- Given task A -
Reproduce the part of the review of "A Long Long Way" below that starts with "The young hero" and ends with "futility of war.".

---------- Extract

In the way that “All Quiet on the Western Front” stands out by portraying the First World War from a German perspective, “A Long Long Way” is distinctive in portraying an Irish viewpoint.
The young hero Willy Dunne is eager to join up as a means of compensating for the short stature which has made it impossible for him to join the Dublin police force, to his father’s all too evident regret. In the trenches, Willy soon experiences the squalor and tedium alternating with the terror of being the continual target of snipers and deadly gas attacks which gradually bring him to a realisation of the futility of war.
The details of the Irish political crisis which was coming to a head at the same time are a little hard to follow without prior knowledge, but the fragmented details probably give a very accurate impression of Willy’s own limited understanding of the situation. About to board a ship at the end of a brief period of leave, Willy is caught up in the Easter Rising of 1916, the civil war which pitted rebel Irishmen against their pro-British compatriots. The sight of a young man, very like himself, dying at his feet on a Dublin street makes a deep impression, but when he tries to express his feelings in a letter home to his fiercely loyalist father, the latter disowns him, unable to empathise with the evolution in attitudes that life at the front has brought about.
By turns lyrical and poetic, or filled with “a touch of the blarney” when the soldiers are joshing in the trenches to keep their spirits up, this is probably the most explicit and visceral, “blow by blow” imagining of a young soldier’s experiences of World War 1 that I have read. It captures Willy’s numbed acceptance of fate: on one hand his vulnerability to being struck down at any moment, on the other his apparent indestructibility as comrades die, often before he has a chance to get to know them properly, to be replaced by others in a seemingly endless cycle.

--------------------
---------- Data provided

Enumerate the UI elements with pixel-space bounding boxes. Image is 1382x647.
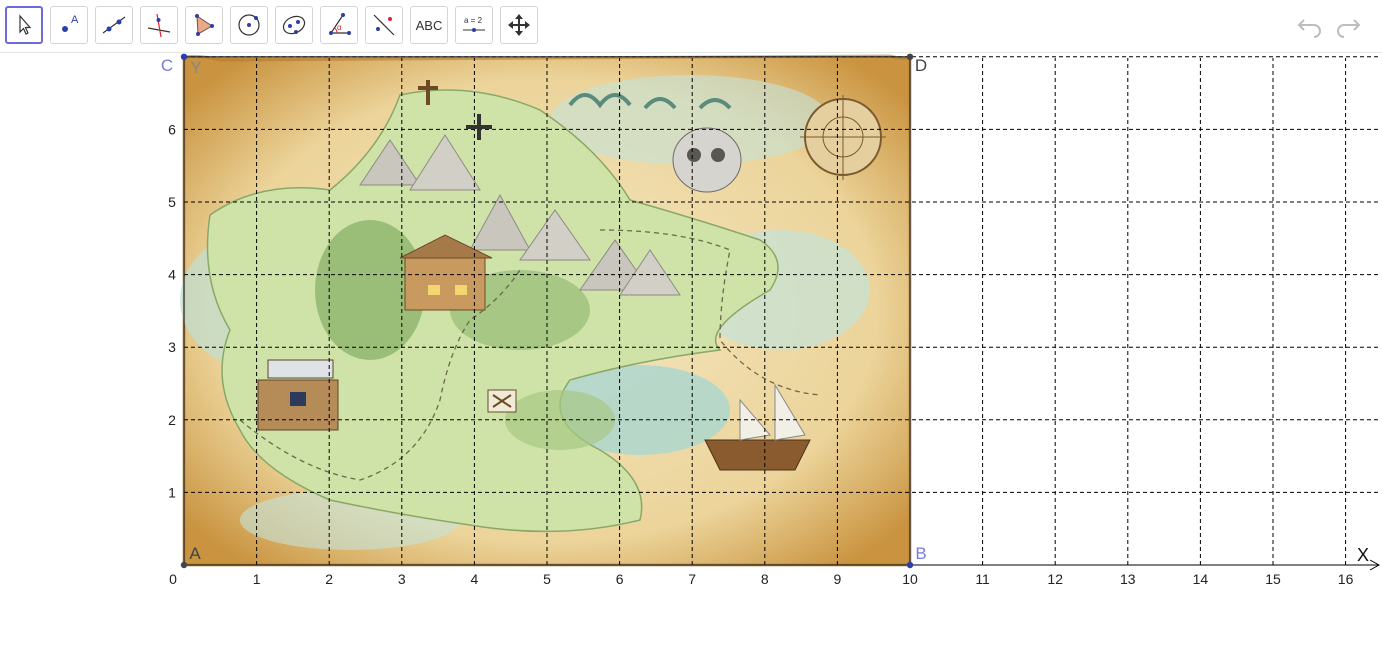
x-tick-label: 0 bbox=[169, 571, 177, 587]
point-icon: A bbox=[62, 14, 79, 32]
perpendicular-icon bbox=[147, 13, 171, 38]
y-axis-label: Y bbox=[190, 58, 201, 77]
x-tick-label: 15 bbox=[1265, 571, 1281, 587]
treasure-map-image bbox=[180, 54, 912, 567]
move-graphics-tool[interactable] bbox=[500, 6, 538, 44]
undo-icon bbox=[1297, 19, 1321, 38]
y-tick-label: 2 bbox=[168, 412, 176, 428]
polygon-tool[interactable] bbox=[185, 6, 223, 44]
x-tick-label: 4 bbox=[471, 571, 479, 587]
move-tool[interactable] bbox=[5, 6, 43, 44]
polygon-icon bbox=[195, 14, 214, 36]
x-tick-label: 5 bbox=[543, 571, 551, 587]
reflect-icon bbox=[373, 14, 395, 36]
y-tick-label: 6 bbox=[168, 121, 176, 137]
x-tick-label: 12 bbox=[1047, 571, 1063, 587]
slider-tool[interactable]: a = 2 bbox=[455, 6, 493, 44]
line-icon bbox=[102, 16, 126, 34]
angle-icon: α bbox=[329, 13, 351, 35]
x-tick-label: 1 bbox=[253, 571, 261, 587]
redo-button[interactable] bbox=[1333, 12, 1363, 40]
x-tick-label: 11 bbox=[975, 571, 990, 587]
slider-tool-label: a = 2 bbox=[464, 16, 483, 25]
point-label-b: B bbox=[915, 544, 926, 563]
point-a bbox=[180, 561, 188, 569]
y-tick-label: 3 bbox=[168, 339, 176, 355]
x-tick-label: 16 bbox=[1338, 571, 1354, 587]
angle-tool[interactable]: α bbox=[320, 6, 358, 44]
point-label-d: D bbox=[915, 56, 927, 75]
point-b bbox=[906, 561, 914, 569]
circle-tool[interactable] bbox=[230, 6, 268, 44]
perpendicular-line-tool[interactable] bbox=[140, 6, 178, 44]
ellipse-tool[interactable] bbox=[275, 6, 313, 44]
point-d bbox=[906, 53, 914, 60]
slider-icon: a = 2 bbox=[463, 16, 485, 32]
x-tick-label: 9 bbox=[834, 571, 842, 587]
x-tick-label: 13 bbox=[1120, 571, 1136, 587]
point-tool[interactable]: A bbox=[50, 6, 88, 44]
x-tick-label: 7 bbox=[688, 571, 696, 587]
reflect-tool[interactable] bbox=[365, 6, 403, 44]
redo-icon bbox=[1337, 19, 1361, 38]
toolbar: A α ABC a = 2 bbox=[0, 0, 1382, 53]
point-label-a: A bbox=[189, 544, 201, 563]
angle-tool-label: α bbox=[337, 23, 342, 32]
text-tool[interactable]: ABC bbox=[410, 6, 448, 44]
line-tool[interactable] bbox=[95, 6, 133, 44]
pointer-icon bbox=[19, 14, 32, 35]
y-tick-label: 5 bbox=[168, 194, 176, 210]
graphics-view[interactable]: 0 1 2 3 4 5 6 7 8 9 10 11 12 13 14 15 16123456XY A BC D bbox=[0, 53, 1382, 647]
ellipse-icon bbox=[282, 15, 306, 35]
x-tick-label: 2 bbox=[325, 571, 333, 587]
point-label-c: C bbox=[161, 56, 173, 75]
move-arrows-icon bbox=[508, 14, 530, 36]
y-tick-label: 1 bbox=[168, 484, 176, 500]
x-axis-label: X bbox=[1357, 545, 1369, 565]
undo-button[interactable] bbox=[1295, 12, 1325, 40]
x-tick-label: 8 bbox=[761, 571, 769, 587]
point-tool-label: A bbox=[71, 14, 79, 26]
point-c bbox=[180, 53, 188, 60]
x-tick-label: 14 bbox=[1193, 571, 1209, 587]
text-icon: ABC bbox=[415, 17, 443, 33]
x-tick-label: 6 bbox=[616, 571, 624, 587]
y-tick-label: 4 bbox=[168, 267, 176, 283]
circle-icon bbox=[238, 14, 260, 36]
x-tick-label: 10 bbox=[902, 571, 918, 587]
x-tick-label: 3 bbox=[398, 571, 406, 587]
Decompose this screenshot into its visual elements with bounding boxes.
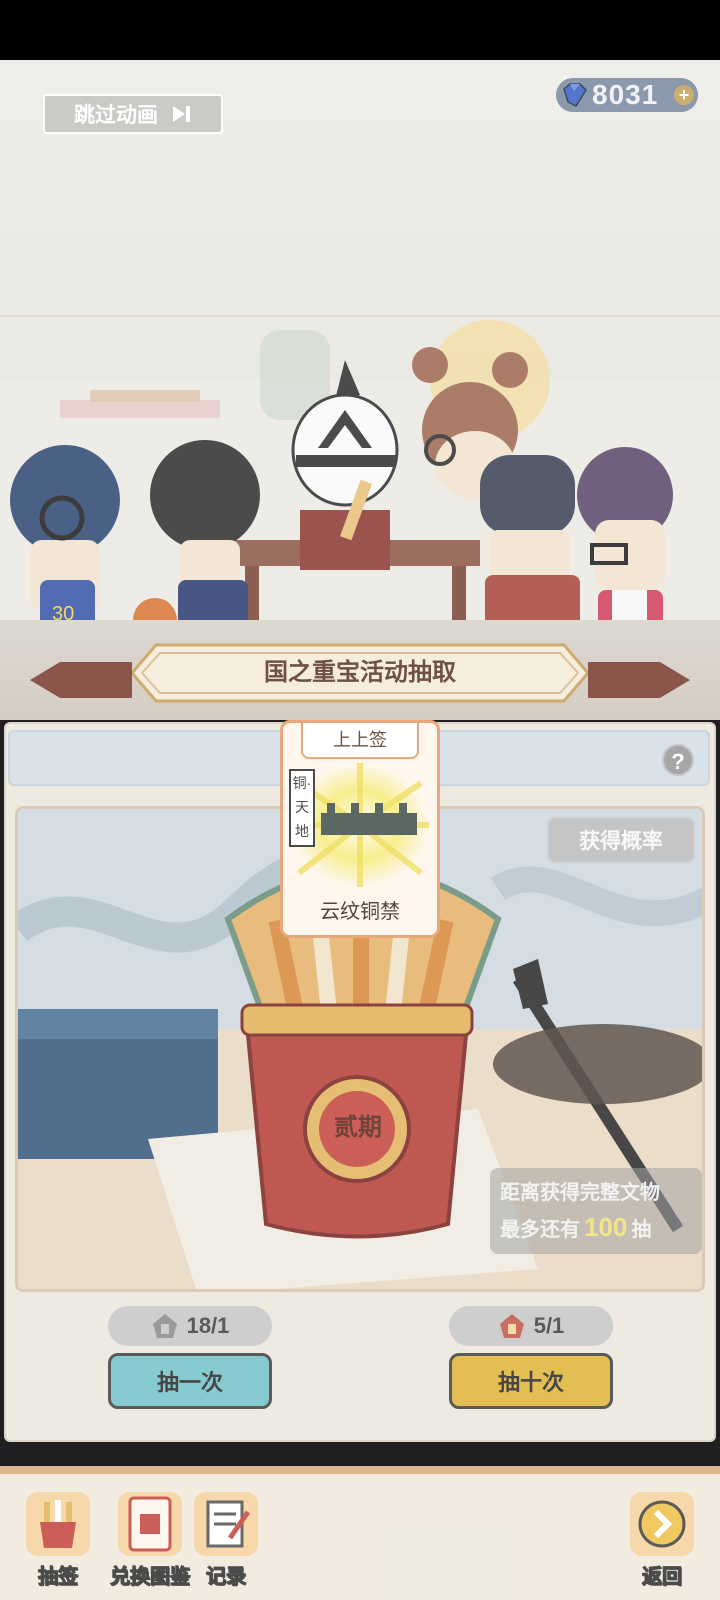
banner-side-ribbons: [30, 662, 690, 698]
add-currency-button[interactable]: +: [674, 85, 694, 105]
premium-ticket-icon: [499, 1314, 524, 1338]
nav-draw-label: 抽签: [38, 1566, 79, 1589]
ticket-icon: [152, 1314, 177, 1338]
animation-scene: 30: [0, 60, 720, 720]
help-icon[interactable]: ?: [662, 744, 694, 776]
remaining-draws-info: 距离获得完整文物 最多还有 100 抽: [490, 1168, 702, 1254]
skip-animation-button[interactable]: 跳过动画: [43, 94, 223, 134]
remaining-line1: 距离获得完整文物: [500, 1182, 660, 1204]
result-item-name: 云纹铜禁: [320, 901, 400, 923]
collection-card-icon: [118, 1492, 182, 1556]
gem-icon: [563, 83, 587, 107]
cost-once-value: 18/1: [186, 1313, 230, 1338]
cost-ten: 5/1: [449, 1306, 613, 1346]
nav-band: [0, 1466, 720, 1474]
currency-amount: 8031: [592, 79, 659, 110]
skip-forward-icon: [173, 106, 190, 122]
nav-records[interactable]: 记录: [186, 1480, 266, 1592]
nav-draw[interactable]: 抽签: [18, 1480, 98, 1592]
result-rank: 上上签: [301, 723, 419, 759]
skip-animation-label: 跳过动画: [74, 104, 158, 127]
result-card: 上上签 铜·天地 云纹铜禁: [280, 720, 440, 938]
draw-ten-button[interactable]: 抽十次: [449, 1353, 613, 1409]
result-item-tag: 铜·天地: [289, 769, 315, 847]
back-label: 返回: [642, 1566, 683, 1589]
remaining-line2: 最多还有 100 抽: [500, 1210, 692, 1247]
remaining-prefix: 最多还有: [500, 1219, 580, 1241]
records-icon: [194, 1492, 258, 1556]
cost-ten-value: 5/1: [533, 1313, 565, 1338]
status-bar: [0, 0, 720, 60]
remaining-count: 100: [584, 1212, 628, 1242]
bottom-nav: 抽签 兑换图鉴 记录 返回: [0, 1466, 720, 1600]
jar-label: 贰期: [334, 1114, 382, 1141]
draw-once-button[interactable]: 抽一次: [108, 1353, 272, 1409]
currency-display: 8031 +: [556, 78, 698, 112]
remaining-suffix: 抽: [631, 1219, 652, 1241]
nav-records-label: 记录: [206, 1566, 247, 1589]
cost-once: 18/1: [108, 1306, 272, 1346]
screen: 30 跳过动画 8031 + 国之重宝活动抽取 ? 贰期 获得概率 距离获得完整…: [0, 0, 720, 1600]
back-button[interactable]: 返回: [622, 1480, 702, 1592]
probability-button[interactable]: 获得概率: [547, 817, 695, 863]
draw-cup-icon: [26, 1492, 90, 1556]
back-arrow-icon: [630, 1492, 694, 1556]
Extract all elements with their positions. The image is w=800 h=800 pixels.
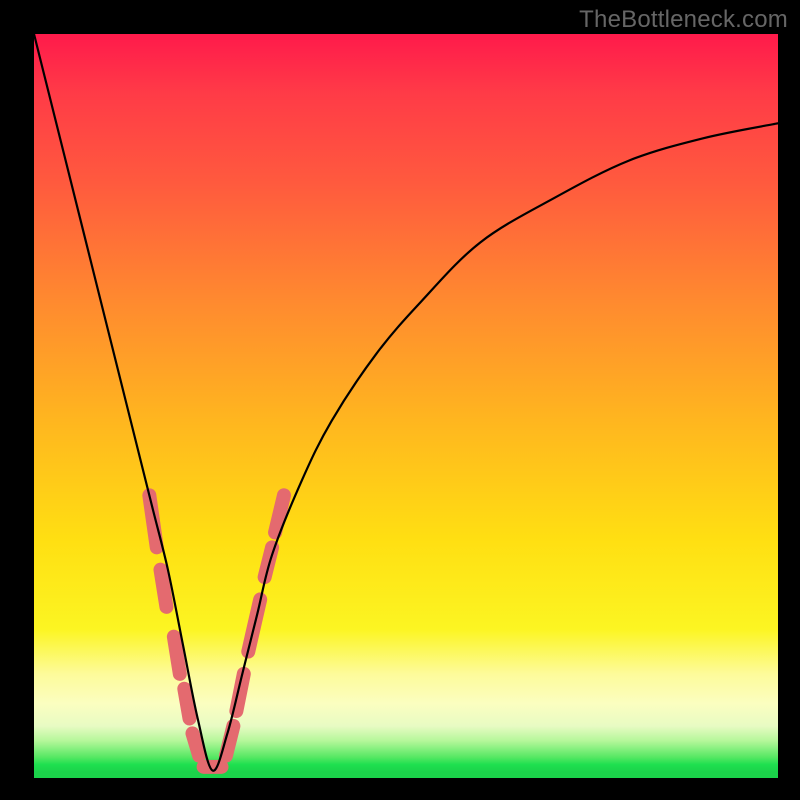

--------------------

- Given task B -
From the records above, output the lines starting at the one containing "banner-side-ribbons: [30, 662, 690, 698]" and ending at the one containing "back-arrow-icon: [630, 1492, 694, 1556]" as a numbered list, leaving out any blank lines.

- Expected output A -
The young hero Willy Dunne is eager to join up as a means of compensating for the short stature which has made it impossible for him to join the Dublin police force, to his father’s all too evident regret. In the trenches, Willy soon experiences the squalor and tedium alternating with the terror of being the continual target of snipers and deadly gas attacks which gradually bring him to a realisation of the futility of war.

- Expected output B -
1. banner-side-ribbons: [30, 662, 690, 698]
2. add-currency-button[interactable]: +: [674, 85, 694, 105]
3. premium-ticket-icon: [499, 1314, 524, 1338]
4. nav-draw-label: 抽签: [38, 1566, 79, 1589]
5. ticket-icon: [152, 1314, 177, 1338]
6. animation-scene: 30: [0, 60, 720, 720]
7. help-icon[interactable]: ?: [662, 744, 694, 776]
8. remaining-draws-info: 距离获得完整文物 最多还有 100 抽: [490, 1168, 702, 1254]
9. skip-animation-button[interactable]: 跳过动画: [43, 94, 223, 134]
10. remaining-line1: 距离获得完整文物: [500, 1182, 660, 1204]
11. result-item-name: 云纹铜禁: [320, 901, 400, 923]
12. collection-card-icon: [118, 1492, 182, 1556]
13. gem-icon: [563, 83, 587, 107]
14. cost-once-value: 18/1: [186, 1313, 230, 1338]
15. cost-ten: 5/1: [449, 1306, 613, 1346]
16. nav-band: [0, 1466, 720, 1474]
17. currency-amount: 8031: [592, 79, 659, 110]
18. skip-forward-icon: [173, 106, 190, 122]
19. nav-records[interactable]: 记录: [186, 1480, 266, 1592]
20. nav-draw[interactable]: 抽签: [18, 1480, 98, 1592]
21. result-rank: 上上签: [301, 723, 419, 759]
22. skip-animation-label: 跳过动画: [74, 104, 158, 127]
23. result-card: 上上签 铜·天地 云纹铜禁: [280, 720, 440, 938]
24. draw-ten-button[interactable]: 抽十次: [449, 1353, 613, 1409]
25. result-item-tag: 铜·天地: [289, 769, 315, 847]
26. back-label: 返回: [642, 1566, 683, 1589]
27. remaining-line2: 最多还有 100 抽: [500, 1210, 692, 1247]
28. remaining-prefix: 最多还有: [500, 1219, 580, 1241]
29. records-icon: [194, 1492, 258, 1556]
30. cost-ten-value: 5/1: [533, 1313, 565, 1338]
31. status-bar: [0, 0, 720, 60]
32. remaining-count: 100: [584, 1212, 628, 1242]
33. bottom-nav: 抽签 兑换图鉴 记录 返回: [0, 1466, 720, 1600]
34. jar-label: 贰期: [334, 1114, 382, 1141]
35. draw-once-button[interactable]: 抽一次: [108, 1353, 272, 1409]
36. currency-display: 8031 +: [556, 78, 698, 112]
37. remaining-suffix: 抽: [631, 1219, 652, 1241]
38. nav-records-label: 记录: [206, 1566, 247, 1589]
39. cost-once: 18/1: [108, 1306, 272, 1346]
40. screen: 30 跳过动画 8031 + 国之重宝活动抽取 ? 贰期 获得概率 距离获得完整…: [0, 0, 720, 1600]
41. back-button[interactable]: 返回: [622, 1480, 702, 1592]
42. probability-button[interactable]: 获得概率: [547, 817, 695, 863]
43. draw-cup-icon: [26, 1492, 90, 1556]
44. back-arrow-icon: [630, 1492, 694, 1556]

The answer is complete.